## Stated task
Wherever the string "Direttore" appears, copy the whole line.

━━━ Given records

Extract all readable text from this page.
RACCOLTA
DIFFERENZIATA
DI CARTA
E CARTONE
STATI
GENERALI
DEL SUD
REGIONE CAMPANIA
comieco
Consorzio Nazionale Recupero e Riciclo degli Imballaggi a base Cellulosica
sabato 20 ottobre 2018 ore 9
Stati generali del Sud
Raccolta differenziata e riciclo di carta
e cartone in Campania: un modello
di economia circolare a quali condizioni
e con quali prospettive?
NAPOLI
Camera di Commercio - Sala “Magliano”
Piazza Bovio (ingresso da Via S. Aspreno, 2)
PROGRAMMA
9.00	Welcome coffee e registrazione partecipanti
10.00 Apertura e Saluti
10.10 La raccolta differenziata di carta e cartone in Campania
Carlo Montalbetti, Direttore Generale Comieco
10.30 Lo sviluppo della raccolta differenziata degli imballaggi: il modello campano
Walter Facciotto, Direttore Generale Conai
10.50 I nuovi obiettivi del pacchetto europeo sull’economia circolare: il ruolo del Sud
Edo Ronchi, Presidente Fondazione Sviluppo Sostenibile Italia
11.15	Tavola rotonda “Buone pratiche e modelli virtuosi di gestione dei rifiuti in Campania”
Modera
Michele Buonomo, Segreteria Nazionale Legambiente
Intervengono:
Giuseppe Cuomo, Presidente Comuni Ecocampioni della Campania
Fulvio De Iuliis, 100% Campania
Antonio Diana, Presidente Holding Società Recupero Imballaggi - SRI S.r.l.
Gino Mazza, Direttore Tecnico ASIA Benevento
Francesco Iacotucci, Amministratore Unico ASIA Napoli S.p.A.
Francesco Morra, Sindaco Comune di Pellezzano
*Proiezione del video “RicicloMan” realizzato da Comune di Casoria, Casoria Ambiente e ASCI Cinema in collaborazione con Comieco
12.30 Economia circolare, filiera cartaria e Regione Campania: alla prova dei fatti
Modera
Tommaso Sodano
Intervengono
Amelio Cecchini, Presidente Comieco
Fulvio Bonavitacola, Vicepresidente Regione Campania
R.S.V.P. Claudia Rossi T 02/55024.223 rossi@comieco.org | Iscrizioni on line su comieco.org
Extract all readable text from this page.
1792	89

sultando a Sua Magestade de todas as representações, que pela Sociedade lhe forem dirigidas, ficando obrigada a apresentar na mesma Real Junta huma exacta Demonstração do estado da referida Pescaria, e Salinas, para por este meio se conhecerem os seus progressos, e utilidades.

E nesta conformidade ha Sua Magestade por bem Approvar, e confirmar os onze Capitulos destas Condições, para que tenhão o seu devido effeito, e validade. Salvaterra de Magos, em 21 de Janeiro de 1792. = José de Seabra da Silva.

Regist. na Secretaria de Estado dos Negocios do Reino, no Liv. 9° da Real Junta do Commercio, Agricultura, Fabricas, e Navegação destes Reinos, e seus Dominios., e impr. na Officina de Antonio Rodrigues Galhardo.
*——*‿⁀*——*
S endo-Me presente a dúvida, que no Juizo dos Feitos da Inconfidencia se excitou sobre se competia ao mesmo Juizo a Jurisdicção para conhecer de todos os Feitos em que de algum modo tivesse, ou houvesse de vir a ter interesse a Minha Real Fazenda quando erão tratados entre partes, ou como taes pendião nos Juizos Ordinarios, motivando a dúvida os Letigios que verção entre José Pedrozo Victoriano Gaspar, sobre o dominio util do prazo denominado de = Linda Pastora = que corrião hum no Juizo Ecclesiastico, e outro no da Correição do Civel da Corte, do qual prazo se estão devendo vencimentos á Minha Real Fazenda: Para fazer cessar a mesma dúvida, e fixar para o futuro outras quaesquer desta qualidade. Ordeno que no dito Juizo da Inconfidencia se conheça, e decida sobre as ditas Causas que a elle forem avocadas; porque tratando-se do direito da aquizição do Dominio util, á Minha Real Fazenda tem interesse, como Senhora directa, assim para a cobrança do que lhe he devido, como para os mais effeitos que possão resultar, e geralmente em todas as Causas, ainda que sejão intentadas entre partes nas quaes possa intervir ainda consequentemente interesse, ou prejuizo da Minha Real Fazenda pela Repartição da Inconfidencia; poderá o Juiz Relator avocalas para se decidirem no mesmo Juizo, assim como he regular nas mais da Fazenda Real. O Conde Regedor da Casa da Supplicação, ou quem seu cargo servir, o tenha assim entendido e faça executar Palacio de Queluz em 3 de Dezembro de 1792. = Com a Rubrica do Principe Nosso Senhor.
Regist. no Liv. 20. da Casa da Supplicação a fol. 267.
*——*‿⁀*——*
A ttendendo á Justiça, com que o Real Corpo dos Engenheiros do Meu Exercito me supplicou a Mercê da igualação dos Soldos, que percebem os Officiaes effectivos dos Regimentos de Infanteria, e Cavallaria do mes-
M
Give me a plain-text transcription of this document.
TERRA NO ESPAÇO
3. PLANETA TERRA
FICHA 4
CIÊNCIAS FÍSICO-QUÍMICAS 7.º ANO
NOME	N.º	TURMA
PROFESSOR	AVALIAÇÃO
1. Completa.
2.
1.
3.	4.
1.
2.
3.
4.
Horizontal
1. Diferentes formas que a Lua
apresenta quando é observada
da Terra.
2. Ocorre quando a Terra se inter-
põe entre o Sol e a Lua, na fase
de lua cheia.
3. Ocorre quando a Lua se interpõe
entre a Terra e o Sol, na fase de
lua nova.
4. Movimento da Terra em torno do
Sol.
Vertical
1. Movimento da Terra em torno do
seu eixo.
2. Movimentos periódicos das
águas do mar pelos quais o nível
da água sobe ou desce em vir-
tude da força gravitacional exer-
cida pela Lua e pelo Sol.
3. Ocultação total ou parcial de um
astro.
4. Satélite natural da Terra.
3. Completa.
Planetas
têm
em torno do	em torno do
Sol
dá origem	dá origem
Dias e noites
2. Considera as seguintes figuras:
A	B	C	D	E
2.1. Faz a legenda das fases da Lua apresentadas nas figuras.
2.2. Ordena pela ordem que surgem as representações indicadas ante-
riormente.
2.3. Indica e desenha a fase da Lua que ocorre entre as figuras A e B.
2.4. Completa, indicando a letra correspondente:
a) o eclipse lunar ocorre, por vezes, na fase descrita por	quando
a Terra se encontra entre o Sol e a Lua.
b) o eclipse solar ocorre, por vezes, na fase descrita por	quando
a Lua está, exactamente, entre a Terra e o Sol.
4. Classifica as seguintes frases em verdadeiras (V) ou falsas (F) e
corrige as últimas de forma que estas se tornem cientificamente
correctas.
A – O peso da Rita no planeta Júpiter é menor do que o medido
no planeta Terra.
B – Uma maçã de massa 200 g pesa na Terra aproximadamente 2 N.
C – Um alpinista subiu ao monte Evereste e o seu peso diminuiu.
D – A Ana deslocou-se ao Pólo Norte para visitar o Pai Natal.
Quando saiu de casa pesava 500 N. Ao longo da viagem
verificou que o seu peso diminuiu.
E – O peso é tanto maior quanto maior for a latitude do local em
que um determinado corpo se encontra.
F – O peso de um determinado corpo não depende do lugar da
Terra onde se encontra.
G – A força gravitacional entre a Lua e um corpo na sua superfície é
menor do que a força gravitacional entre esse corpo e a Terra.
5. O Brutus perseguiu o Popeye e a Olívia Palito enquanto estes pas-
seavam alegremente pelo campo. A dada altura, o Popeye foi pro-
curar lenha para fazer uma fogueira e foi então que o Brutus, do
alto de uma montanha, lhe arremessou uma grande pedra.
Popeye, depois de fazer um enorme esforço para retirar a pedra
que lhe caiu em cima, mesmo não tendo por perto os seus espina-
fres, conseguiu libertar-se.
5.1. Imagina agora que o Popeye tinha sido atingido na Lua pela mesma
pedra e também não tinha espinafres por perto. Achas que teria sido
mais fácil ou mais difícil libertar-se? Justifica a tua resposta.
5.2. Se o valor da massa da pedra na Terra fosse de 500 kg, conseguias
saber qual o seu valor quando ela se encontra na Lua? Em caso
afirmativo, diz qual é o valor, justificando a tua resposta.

━━━━━━

## Output
Carlo Montalbetti, Direttore Generale Comieco
Walter Facciotto, Direttore Generale Conai
Gino Mazza, Direttore Tecnico ASIA Benevento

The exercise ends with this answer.